■ **The request**: Identify the lines bearing the string "text" and gather them.

— begin Provided records —

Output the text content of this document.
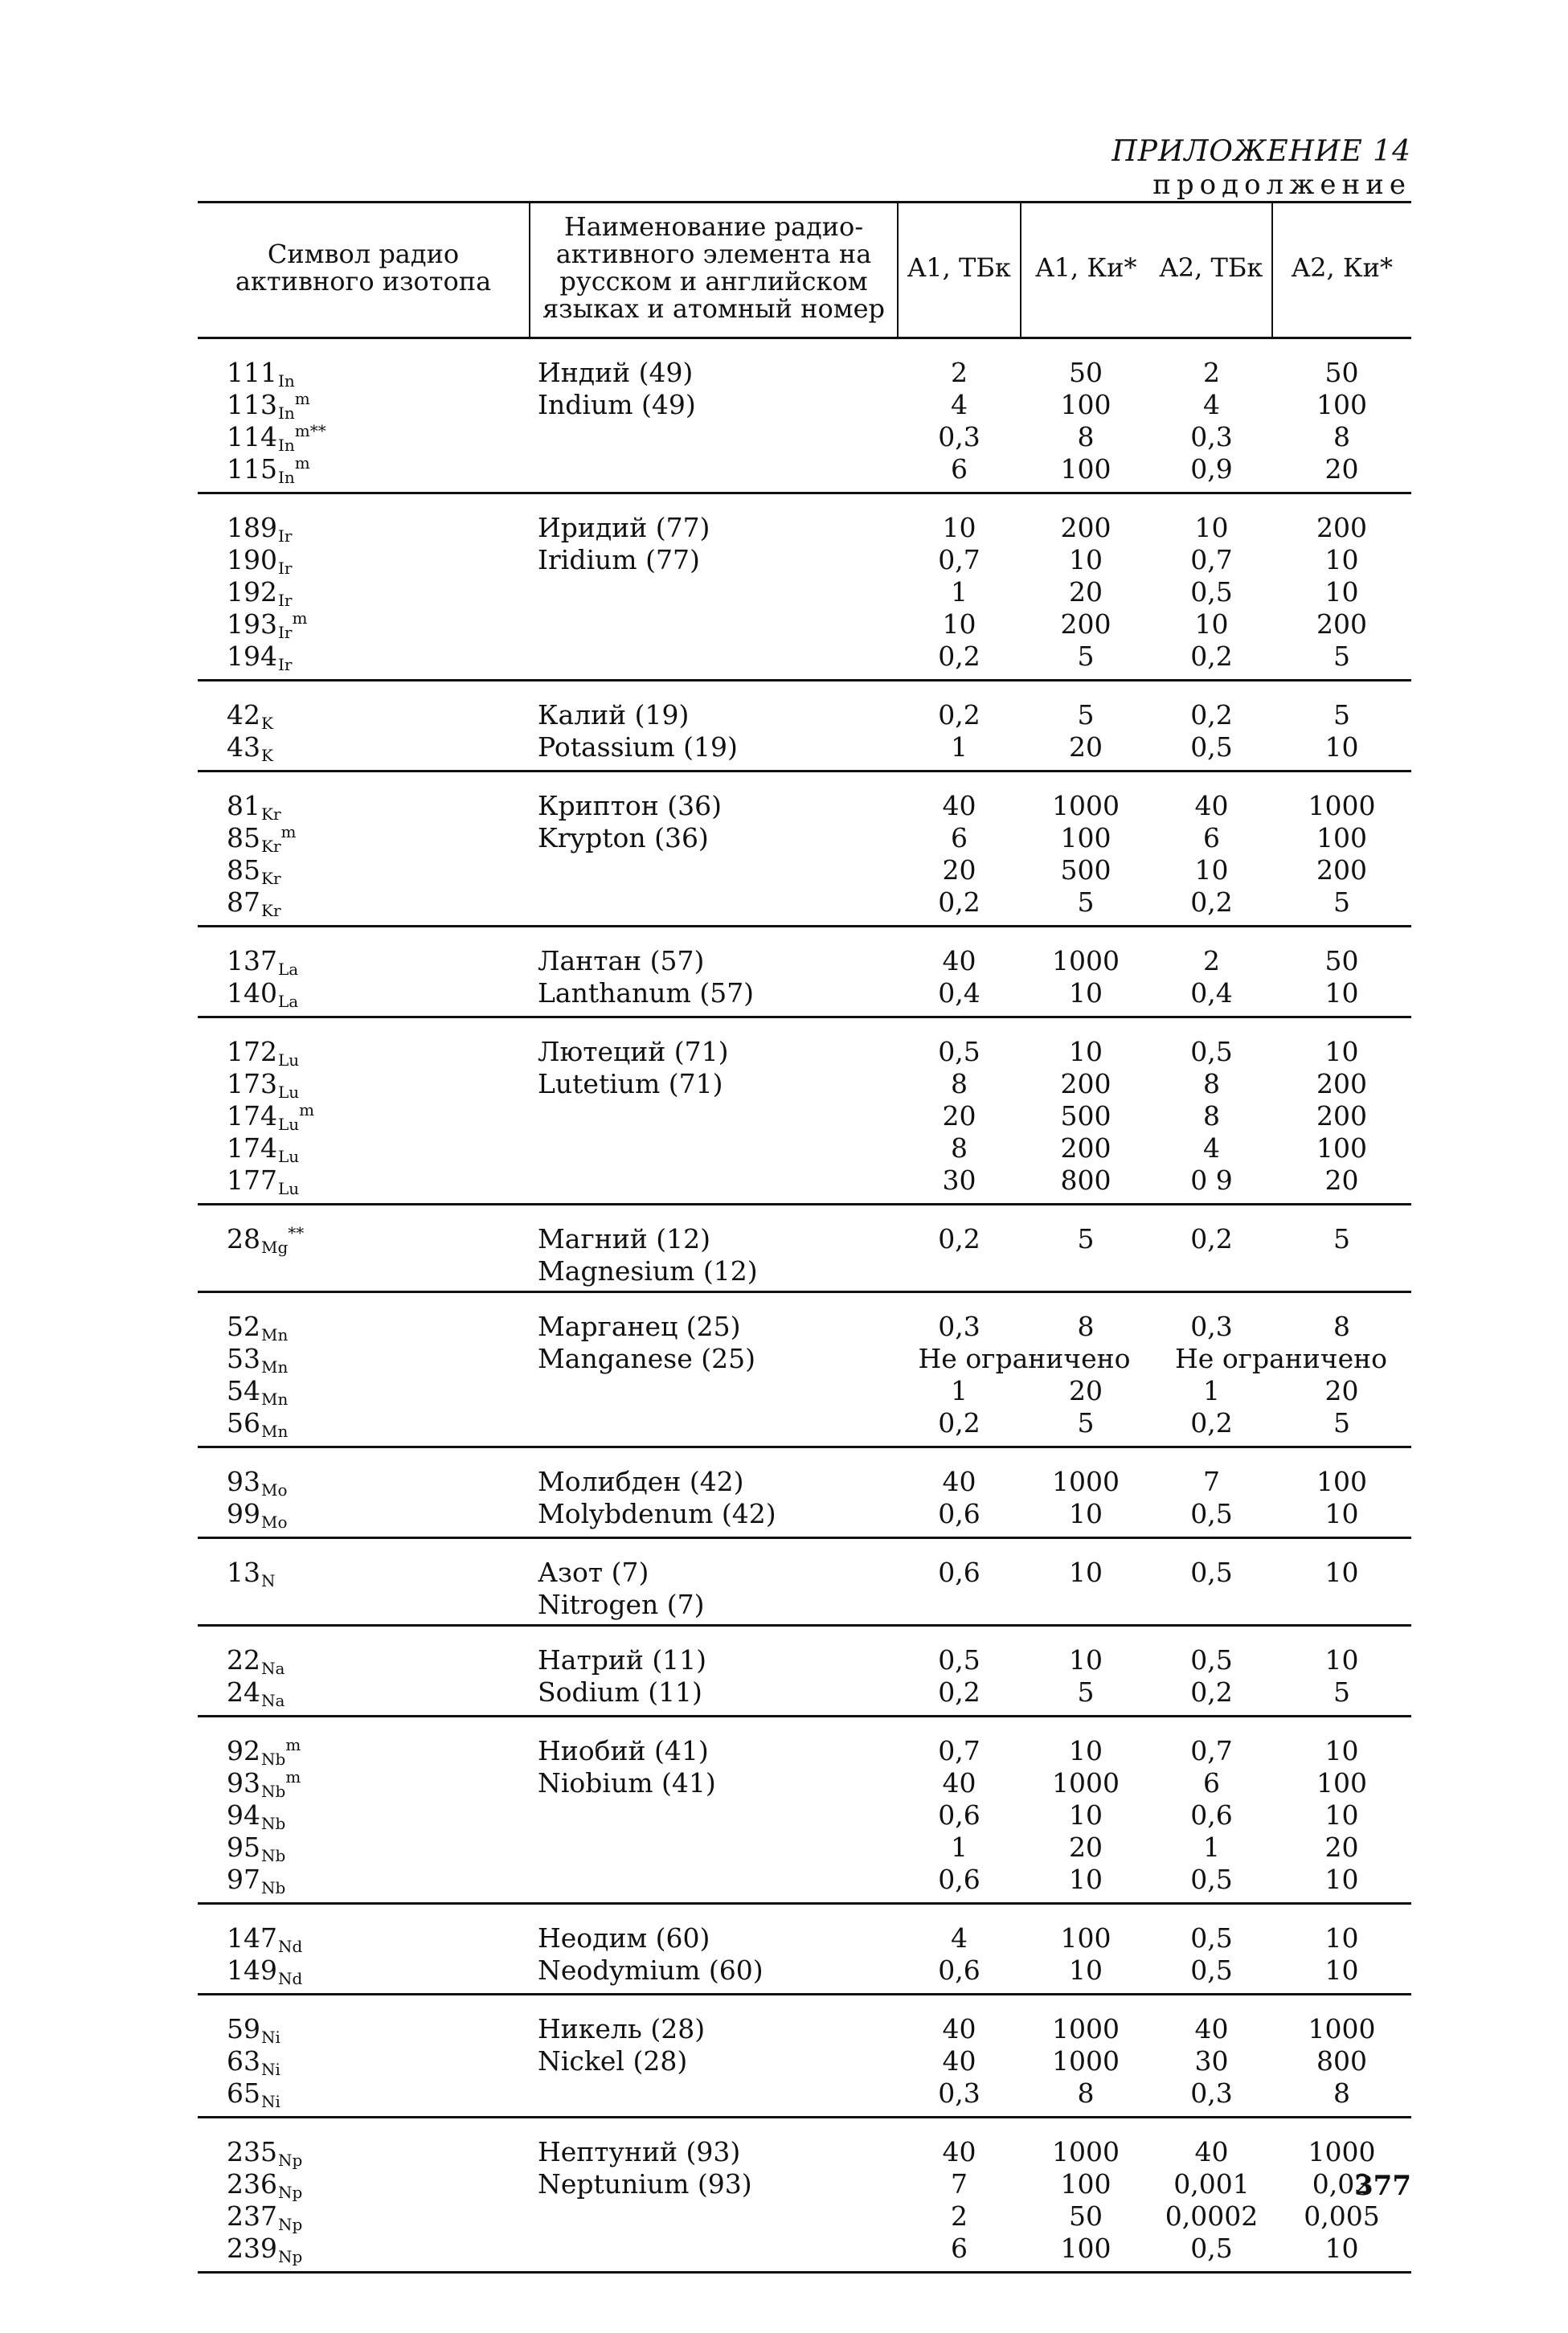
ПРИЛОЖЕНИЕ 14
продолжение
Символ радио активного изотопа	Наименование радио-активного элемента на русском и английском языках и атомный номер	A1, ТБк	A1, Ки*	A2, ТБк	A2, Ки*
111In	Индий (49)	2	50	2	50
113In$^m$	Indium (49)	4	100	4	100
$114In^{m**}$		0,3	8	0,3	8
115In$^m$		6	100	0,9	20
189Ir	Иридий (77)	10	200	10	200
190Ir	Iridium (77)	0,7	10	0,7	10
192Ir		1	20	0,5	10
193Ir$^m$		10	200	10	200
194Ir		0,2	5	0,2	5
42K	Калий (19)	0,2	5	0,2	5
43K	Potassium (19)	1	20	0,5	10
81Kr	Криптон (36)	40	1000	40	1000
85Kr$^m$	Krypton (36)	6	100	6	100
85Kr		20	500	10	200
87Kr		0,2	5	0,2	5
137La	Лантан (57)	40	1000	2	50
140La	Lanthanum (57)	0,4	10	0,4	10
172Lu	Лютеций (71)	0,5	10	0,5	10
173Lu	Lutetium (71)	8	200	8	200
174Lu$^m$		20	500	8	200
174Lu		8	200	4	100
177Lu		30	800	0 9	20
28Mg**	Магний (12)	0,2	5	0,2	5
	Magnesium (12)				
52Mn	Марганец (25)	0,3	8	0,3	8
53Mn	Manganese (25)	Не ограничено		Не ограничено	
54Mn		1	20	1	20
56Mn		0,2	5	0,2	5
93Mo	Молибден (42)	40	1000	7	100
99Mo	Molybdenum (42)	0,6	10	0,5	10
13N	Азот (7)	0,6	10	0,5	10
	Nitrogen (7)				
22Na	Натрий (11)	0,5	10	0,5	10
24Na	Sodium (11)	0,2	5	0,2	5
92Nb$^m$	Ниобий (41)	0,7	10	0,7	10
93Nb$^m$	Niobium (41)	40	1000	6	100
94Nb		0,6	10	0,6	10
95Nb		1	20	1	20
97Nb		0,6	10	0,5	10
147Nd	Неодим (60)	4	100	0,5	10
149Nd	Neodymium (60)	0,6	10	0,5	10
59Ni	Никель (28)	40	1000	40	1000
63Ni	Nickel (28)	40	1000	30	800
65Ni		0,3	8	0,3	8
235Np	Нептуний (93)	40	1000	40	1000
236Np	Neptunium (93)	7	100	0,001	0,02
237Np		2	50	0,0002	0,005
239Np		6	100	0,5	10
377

— end Provided records —
— begin Provided records —

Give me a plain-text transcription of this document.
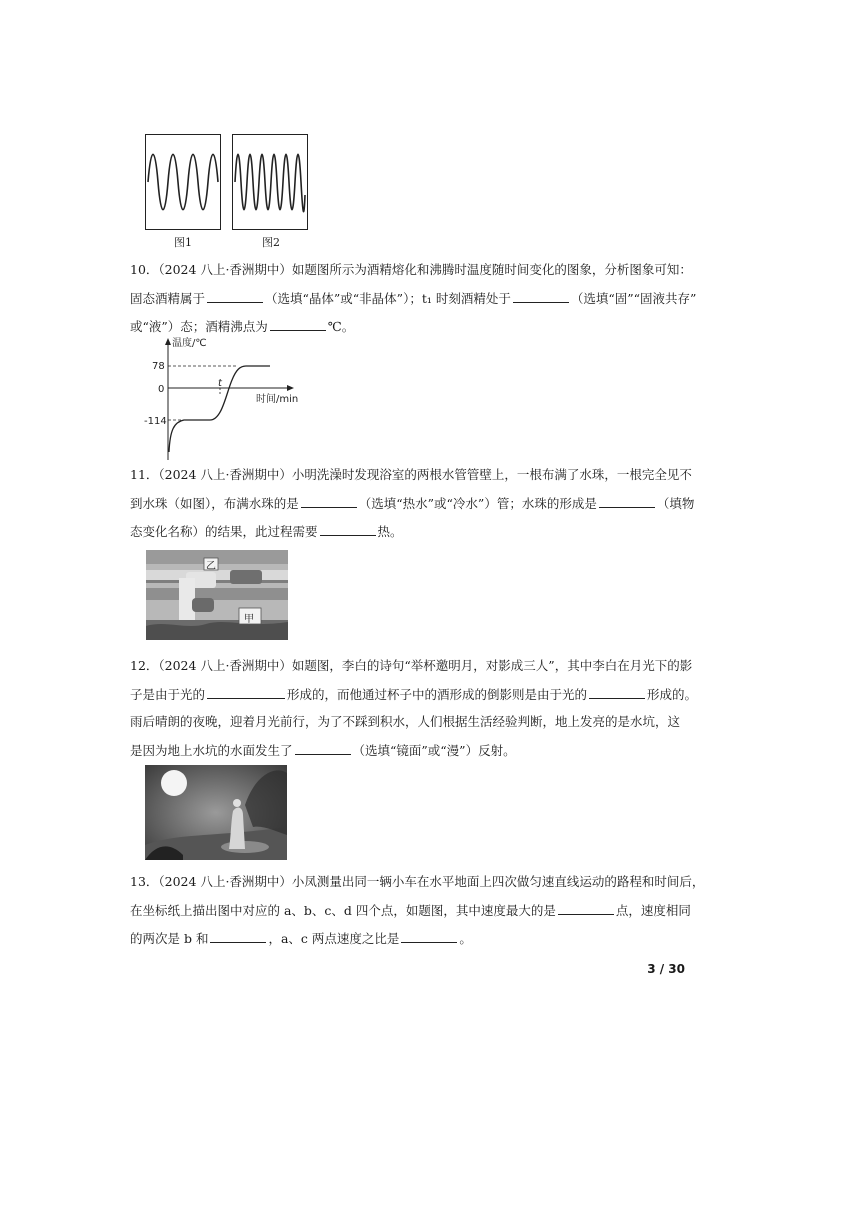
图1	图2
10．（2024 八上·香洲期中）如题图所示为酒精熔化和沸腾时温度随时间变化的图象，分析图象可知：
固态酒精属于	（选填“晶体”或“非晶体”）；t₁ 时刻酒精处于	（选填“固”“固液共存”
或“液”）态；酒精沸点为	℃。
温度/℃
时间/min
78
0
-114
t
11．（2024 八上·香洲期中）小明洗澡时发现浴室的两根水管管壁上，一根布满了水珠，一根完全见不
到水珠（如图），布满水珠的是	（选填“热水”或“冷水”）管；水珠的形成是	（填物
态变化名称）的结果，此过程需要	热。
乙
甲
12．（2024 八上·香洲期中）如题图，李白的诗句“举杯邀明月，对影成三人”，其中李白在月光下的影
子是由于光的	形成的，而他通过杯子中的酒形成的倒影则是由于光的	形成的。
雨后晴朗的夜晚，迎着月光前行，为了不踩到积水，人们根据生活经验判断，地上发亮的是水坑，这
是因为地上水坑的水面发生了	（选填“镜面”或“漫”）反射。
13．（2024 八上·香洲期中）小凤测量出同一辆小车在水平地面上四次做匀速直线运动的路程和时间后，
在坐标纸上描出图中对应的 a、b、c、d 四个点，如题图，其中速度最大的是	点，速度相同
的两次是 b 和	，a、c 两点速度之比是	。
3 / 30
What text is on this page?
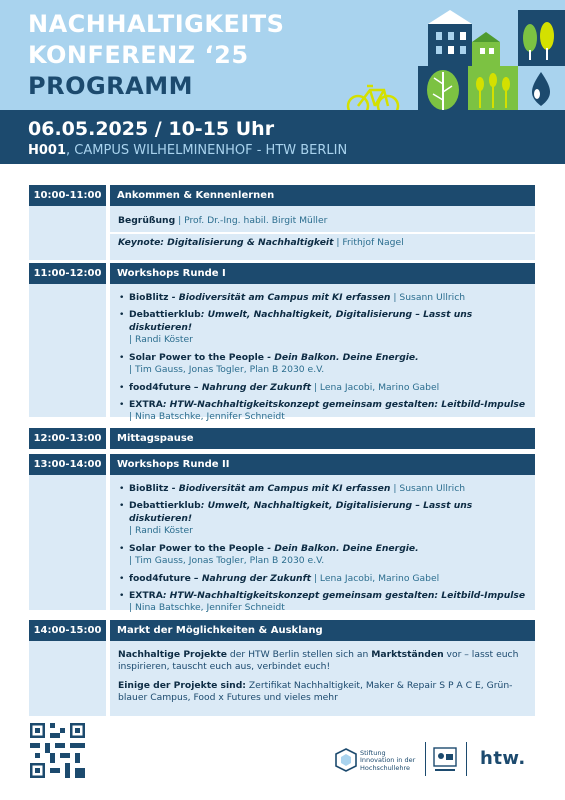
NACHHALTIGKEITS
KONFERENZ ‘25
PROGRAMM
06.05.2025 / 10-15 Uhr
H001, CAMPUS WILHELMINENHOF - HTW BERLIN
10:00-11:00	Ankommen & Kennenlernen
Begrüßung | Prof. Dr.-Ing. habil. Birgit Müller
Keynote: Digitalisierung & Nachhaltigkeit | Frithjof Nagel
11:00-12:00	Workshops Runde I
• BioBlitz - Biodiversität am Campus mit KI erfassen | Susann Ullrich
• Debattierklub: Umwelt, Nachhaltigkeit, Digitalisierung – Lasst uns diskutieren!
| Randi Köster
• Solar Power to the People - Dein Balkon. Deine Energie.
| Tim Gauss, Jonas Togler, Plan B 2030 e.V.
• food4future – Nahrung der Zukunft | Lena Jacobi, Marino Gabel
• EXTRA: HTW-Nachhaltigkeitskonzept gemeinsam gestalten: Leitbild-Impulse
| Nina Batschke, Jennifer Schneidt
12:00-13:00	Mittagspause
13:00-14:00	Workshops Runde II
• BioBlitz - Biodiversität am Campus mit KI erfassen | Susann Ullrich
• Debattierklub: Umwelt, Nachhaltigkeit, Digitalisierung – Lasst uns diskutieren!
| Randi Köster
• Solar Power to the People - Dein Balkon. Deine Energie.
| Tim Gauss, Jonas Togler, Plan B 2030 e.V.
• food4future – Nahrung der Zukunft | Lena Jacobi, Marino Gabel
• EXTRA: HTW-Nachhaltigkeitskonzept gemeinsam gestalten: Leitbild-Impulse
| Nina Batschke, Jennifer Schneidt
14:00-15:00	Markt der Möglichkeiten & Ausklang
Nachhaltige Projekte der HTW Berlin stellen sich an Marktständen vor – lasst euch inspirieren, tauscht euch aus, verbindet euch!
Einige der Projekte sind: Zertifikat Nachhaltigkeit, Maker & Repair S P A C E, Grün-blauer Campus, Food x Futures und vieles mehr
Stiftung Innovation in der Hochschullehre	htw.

— end Provided records —
— begin Provided records —

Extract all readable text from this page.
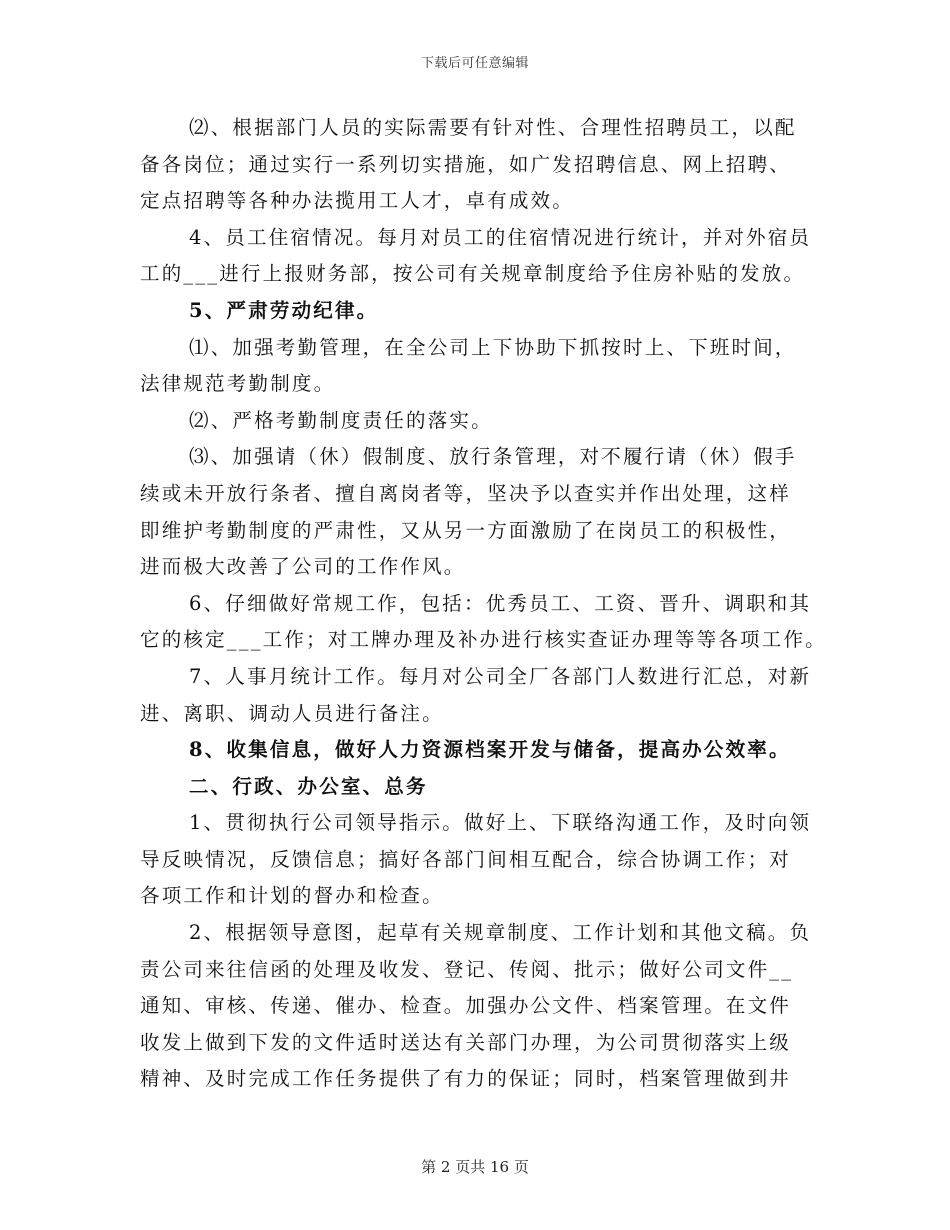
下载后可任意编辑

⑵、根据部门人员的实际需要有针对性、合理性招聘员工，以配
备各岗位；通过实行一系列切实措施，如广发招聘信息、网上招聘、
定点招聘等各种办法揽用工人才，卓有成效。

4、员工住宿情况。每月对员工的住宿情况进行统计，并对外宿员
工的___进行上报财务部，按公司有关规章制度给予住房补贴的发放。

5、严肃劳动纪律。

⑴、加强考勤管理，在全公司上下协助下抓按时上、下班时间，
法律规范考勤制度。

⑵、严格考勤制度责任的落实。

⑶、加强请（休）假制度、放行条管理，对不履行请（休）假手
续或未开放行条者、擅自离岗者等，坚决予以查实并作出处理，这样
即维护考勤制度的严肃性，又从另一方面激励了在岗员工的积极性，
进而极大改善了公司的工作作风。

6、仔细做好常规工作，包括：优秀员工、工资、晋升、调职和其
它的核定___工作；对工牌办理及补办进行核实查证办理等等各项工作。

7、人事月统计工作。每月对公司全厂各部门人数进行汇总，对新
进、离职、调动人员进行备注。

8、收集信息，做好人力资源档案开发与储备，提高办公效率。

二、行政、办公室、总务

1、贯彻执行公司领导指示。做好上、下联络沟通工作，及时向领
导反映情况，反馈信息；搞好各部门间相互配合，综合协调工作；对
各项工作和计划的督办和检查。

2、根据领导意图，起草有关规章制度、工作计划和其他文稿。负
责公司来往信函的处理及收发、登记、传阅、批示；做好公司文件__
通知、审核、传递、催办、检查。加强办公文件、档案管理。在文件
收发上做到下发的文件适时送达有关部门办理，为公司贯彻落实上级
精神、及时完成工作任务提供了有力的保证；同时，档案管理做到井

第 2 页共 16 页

— end Provided records —

■ **Solved exercise**:
Output the text content of this document.
Give me a plain-text transcription of this document.
What text is on this page?
Extract all readable text from this page.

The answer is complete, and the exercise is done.